→ **YOUR OBJECTIVE**
Look for "nhau" in each line of the entries, and return the matching lines.

→ **WORKING DATA**

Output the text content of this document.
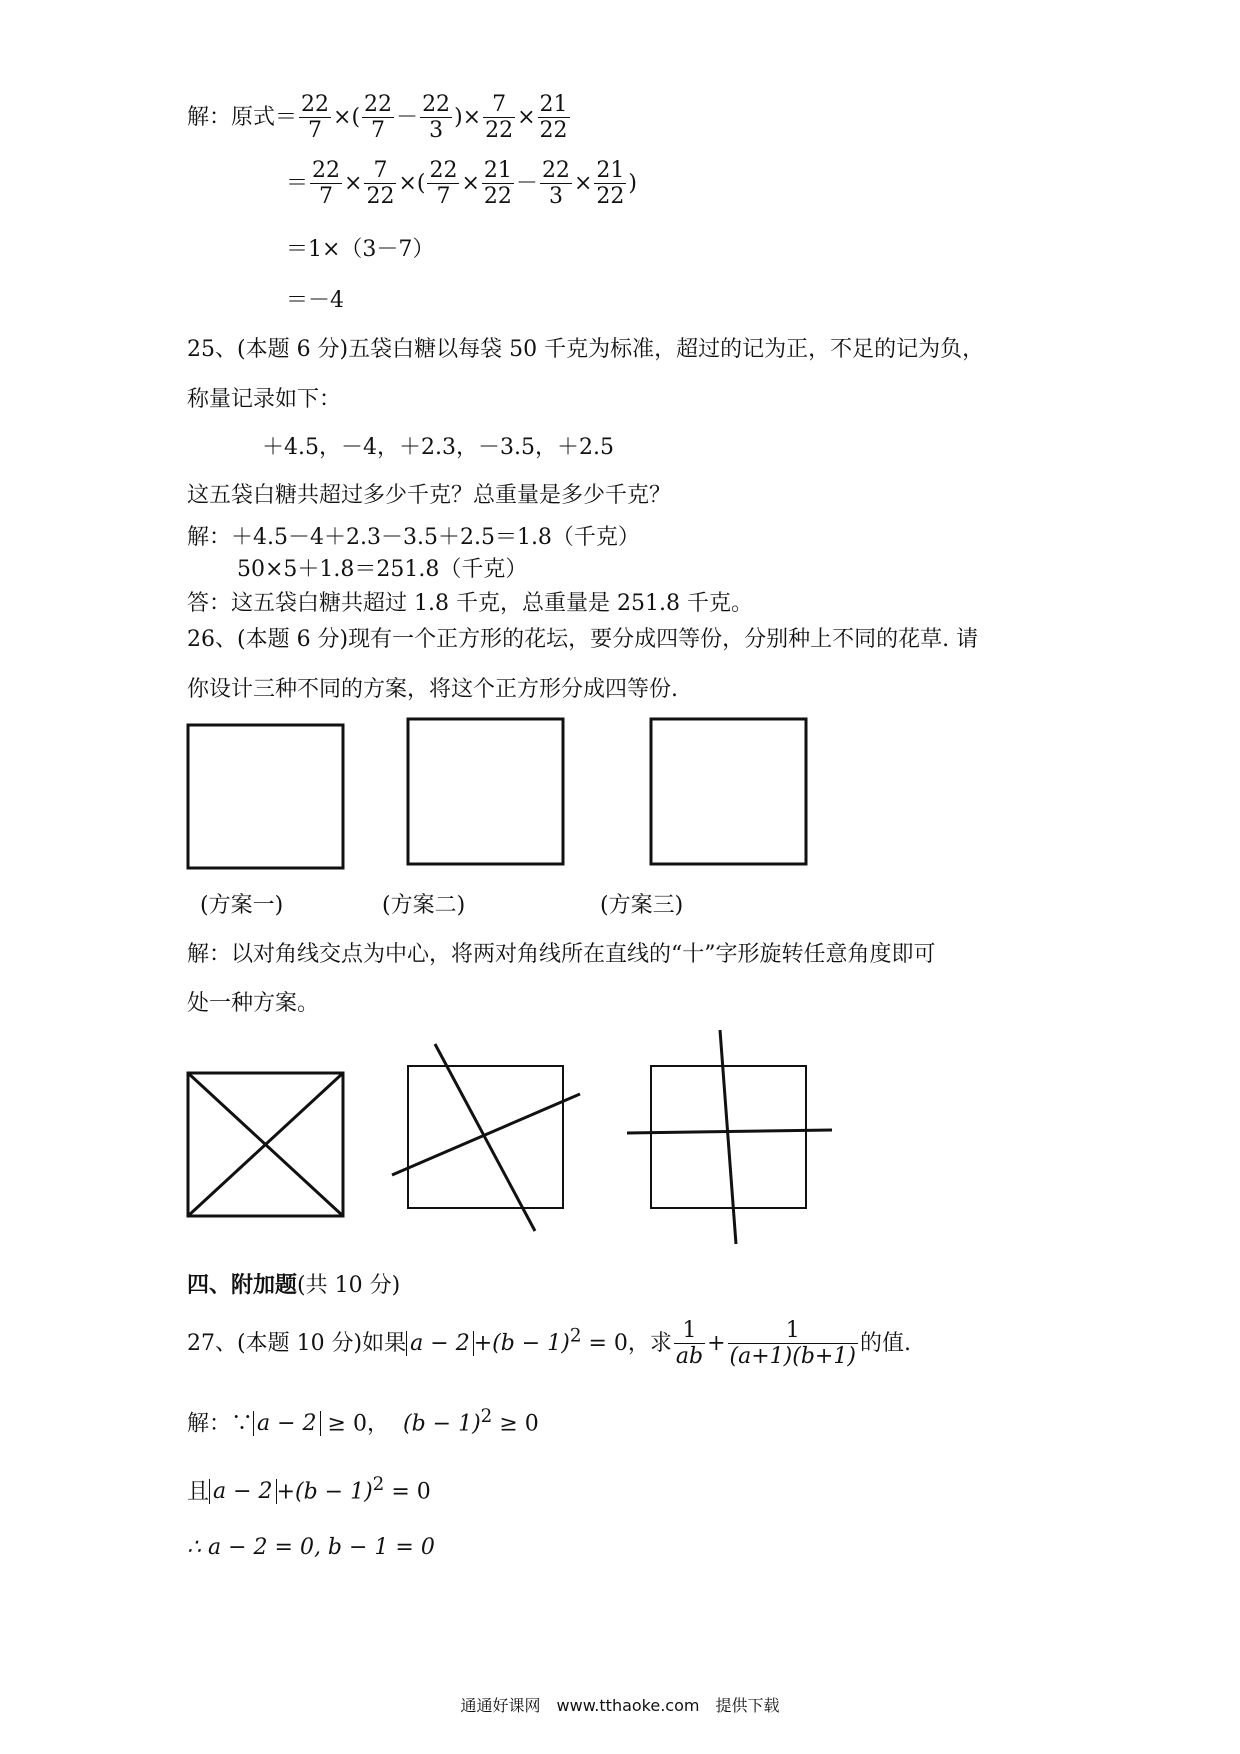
解：原式＝ $\frac{22}{7}$ ×( $\frac{22}{7} - \frac{22}{3}$ )× $\frac{7}{22} \times \frac{21}{22}$
＝ $\frac{22}{7} \times \frac{7}{22}$ ×( $\frac{22}{7} \times \frac{21}{22} - \frac{22}{3} \times \frac{21}{22}$ )
＝1×（3－7）
＝－4
25、(本题 6 分)五袋白糖以每袋 50 千克为标准，超过的记为正，不足的记为负，
称量记录如下：
＋4.5，－4，＋2.3，－3.5，＋2.5
这五袋白糖共超过多少千克？总重量是多少千克？
解：＋4.5－4＋2.3－3.5＋2.5＝1.8（千克）
50×5＋1.8＝251.8（千克）
答：这五袋白糖共超过 1.8 千克，总重量是 251.8 千克。
26、(本题 6 分)现有一个正方形的花坛，要分成四等份，分别种上不同的花草. 请
你设计三种不同的方案，将这个正方形分成四等份.
(方案一)	(方案二)	(方案三)
解：以对角线交点为中心，将两对角线所在直线的“十”字形旋转任意角度即可
处一种方案。
四、附加题(共 10 分)
27、(本题 10 分)如果 $a - 2 +(b - 1)^2 = 0$，求 $\frac{1}{ab} + \frac{1}{(a+1)(b+1)}$ 的值.
解：∵ a − 2 ≥ 0， $(b - 1)^2 \ge 0$
且 $a - 2 +(b - 1)^2 = 0$
∴ a − 2 = 0, b − 1 = 0
通通好课网　www.tthaoke.com　提供下载
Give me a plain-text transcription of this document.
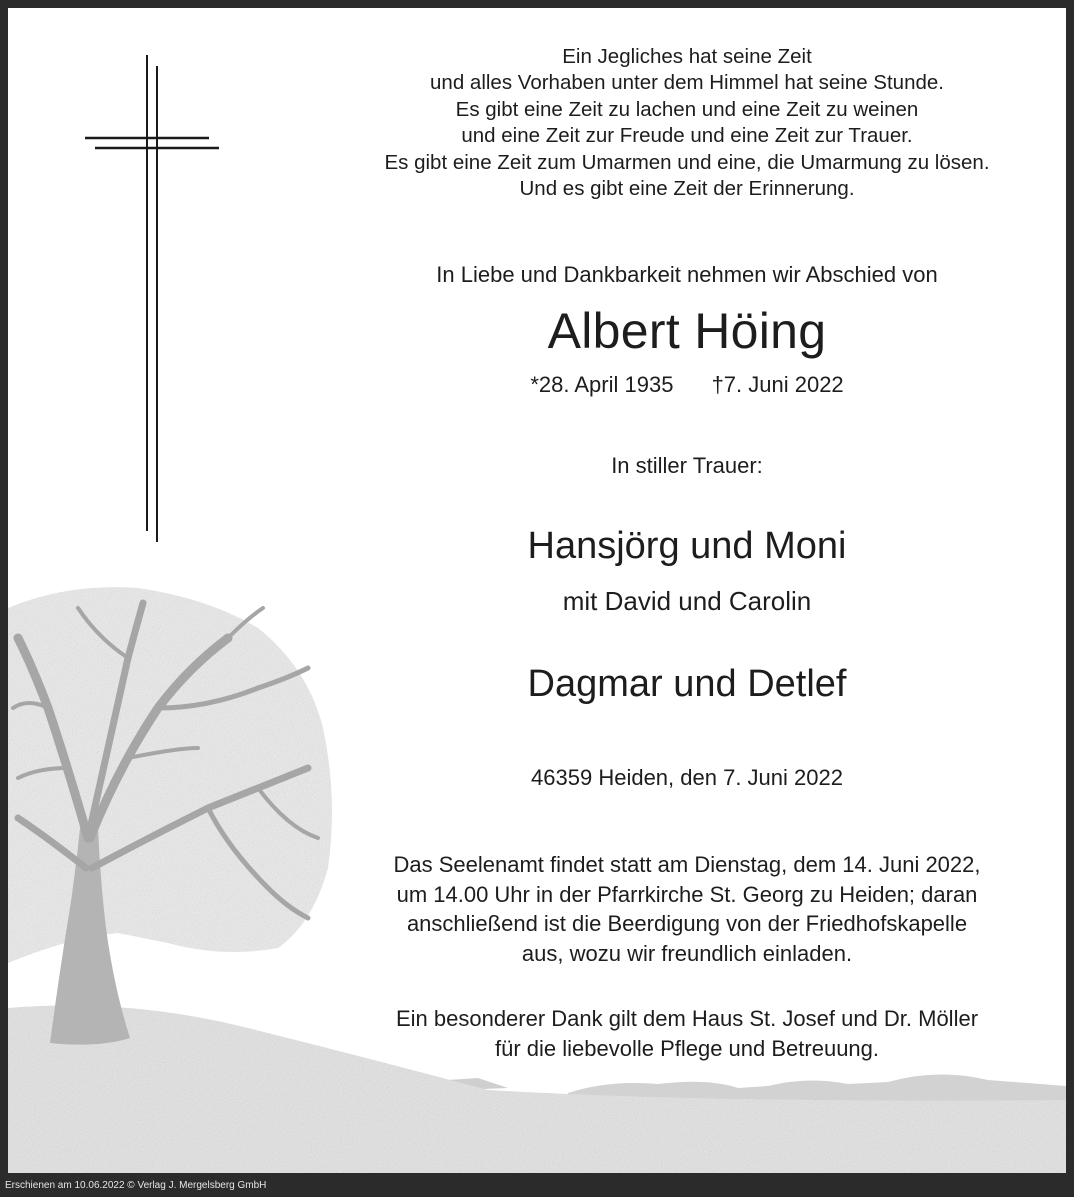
Ein Jegliches hat seine Zeit
und alles Vorhaben unter dem Himmel hat seine Stunde.
Es gibt eine Zeit zu lachen und eine Zeit zu weinen
und eine Zeit zur Freude und eine Zeit zur Trauer.
Es gibt eine Zeit zum Umarmen und eine, die Umarmung zu lösen.
Und es gibt eine Zeit der Erinnerung.
In Liebe und Dankbarkeit nehmen wir Abschied von
Albert Höing
*28. April 1935 †7. Juni 2022
In stiller Trauer:
Hansjörg und Moni
mit David und Carolin
Dagmar und Detlef
46359 Heiden, den 7. Juni 2022
Das Seelenamt findet statt am Dienstag, dem 14. Juni 2022,
um 14.00 Uhr in der Pfarrkirche St. Georg zu Heiden; daran
anschließend ist die Beerdigung von der Friedhofskapelle
aus, wozu wir freundlich einladen.
Ein besonderer Dank gilt dem Haus St. Josef und Dr. Möller
für die liebevolle Pflege und Betreuung.
Erschienen am 10.06.2022 © Verlag J. Mergelsberg GmbH
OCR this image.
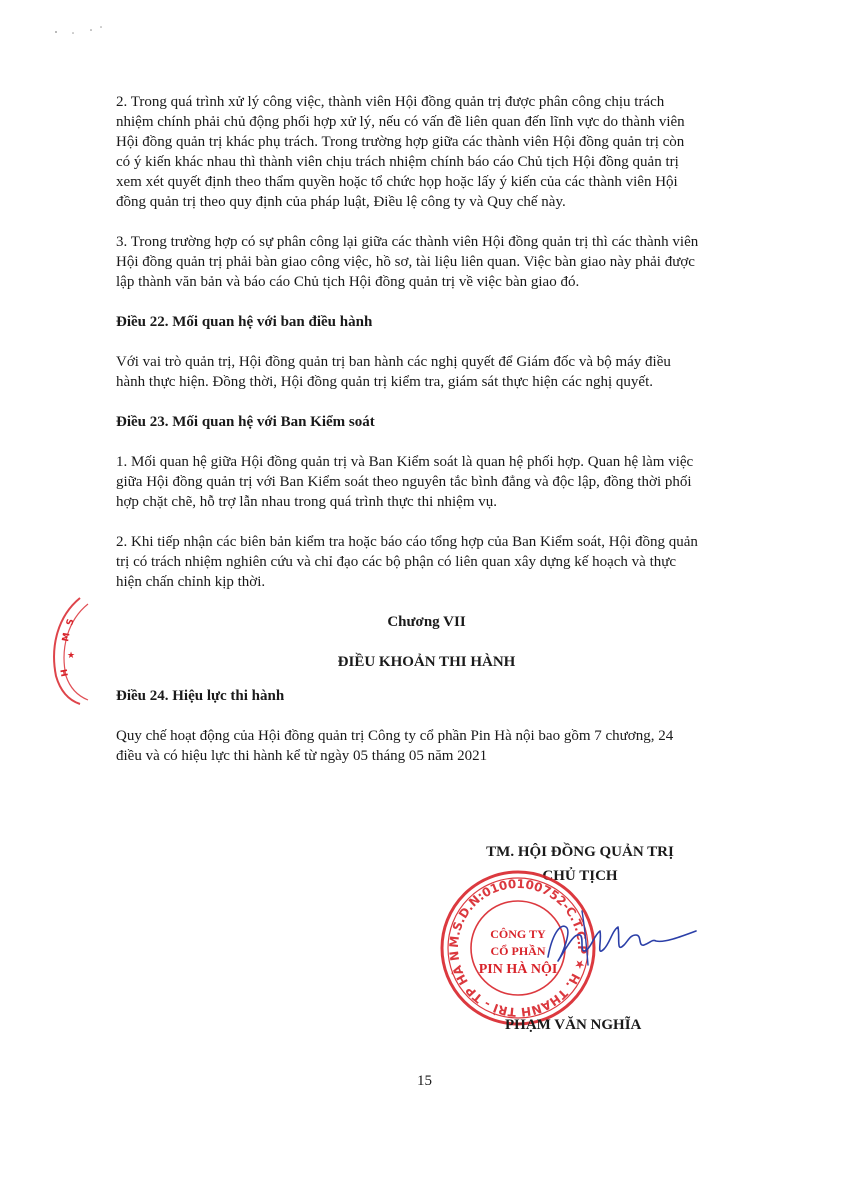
2. Trong quá trình xử lý công việc, thành viên Hội đồng quản trị được phân công chịu trách

nhiệm chính phải chủ động phối hợp xử lý, nếu có vấn đề liên quan đến lĩnh vực do thành viên

Hội đồng quản trị khác phụ trách. Trong trường hợp giữa các thành viên Hội đồng quản trị còn

có ý kiến khác nhau thì thành viên chịu trách nhiệm chính báo cáo Chủ tịch Hội đồng quản trị

xem xét quyết định theo thẩm quyền hoặc tổ chức họp hoặc lấy ý kiến của các thành viên Hội

đồng quản trị theo quy định của pháp luật, Điều lệ công ty và Quy chế này.

3. Trong trường hợp có sự phân công lại giữa các thành viên Hội đồng quản trị thì các thành viên

Hội đồng quản trị phải bàn giao công việc, hồ sơ, tài liệu liên quan. Việc bàn giao này phải được

lập thành văn bản và báo cáo Chủ tịch Hội đồng quản trị về việc bàn giao đó.

Điều 22. Mối quan hệ với ban điều hành

Với vai trò quản trị, Hội đồng quản trị ban hành các nghị quyết để Giám đốc và bộ máy điều

hành thực hiện. Đồng thời, Hội đồng quản trị kiểm tra, giám sát thực hiện các nghị quyết.

Điều 23. Mối quan hệ với Ban Kiểm soát

1. Mối quan hệ giữa Hội đồng quản trị và Ban Kiểm soát là quan hệ phối hợp. Quan hệ làm việc

giữa Hội đồng quản trị với Ban Kiểm soát theo nguyên tắc bình đẳng và độc lập, đồng thời phối

hợp chặt chẽ, hỗ trợ lẫn nhau trong quá trình thực thi nhiệm vụ.

2. Khi tiếp nhận các biên bản kiểm tra hoặc báo cáo tổng hợp của Ban Kiểm soát, Hội đồng quản

trị có trách nhiệm nghiên cứu và chỉ đạo các bộ phận có liên quan xây dựng kế hoạch và thực

hiện chấn chỉnh kịp thời.

Chương VII

ĐIỀU KHOẢN THI HÀNH

Điều 24. Hiệu lực thi hành

Quy chế hoạt động của Hội đồng quản trị Công ty cổ phần Pin Hà nội bao gồm 7 chương, 24

điều và có hiệu lực thi hành kể từ ngày 05 tháng 05 năm 2021

TM. HỘI ĐỒNG QUẢN TRỊ
CHỦ TỊCH
M.S.D.N:0100100752-C.T.C.P ★ H. THANH TRÌ - TP HÀ N
CÔNG TY
CỔ PHẦN
PIN HÀ NỘI
PHẠM VĂN NGHĨA
S
M
★
H
15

→ **SOLVED PROBLEM**
có ý kiến khác nhau thì thành viên chịu trách nhiệm chính báo cáo Chủ tịch Hội đồng quản trị
hợp chặt chẽ, hỗ trợ lẫn nhau trong quá trình thực thi nhiệm vụ.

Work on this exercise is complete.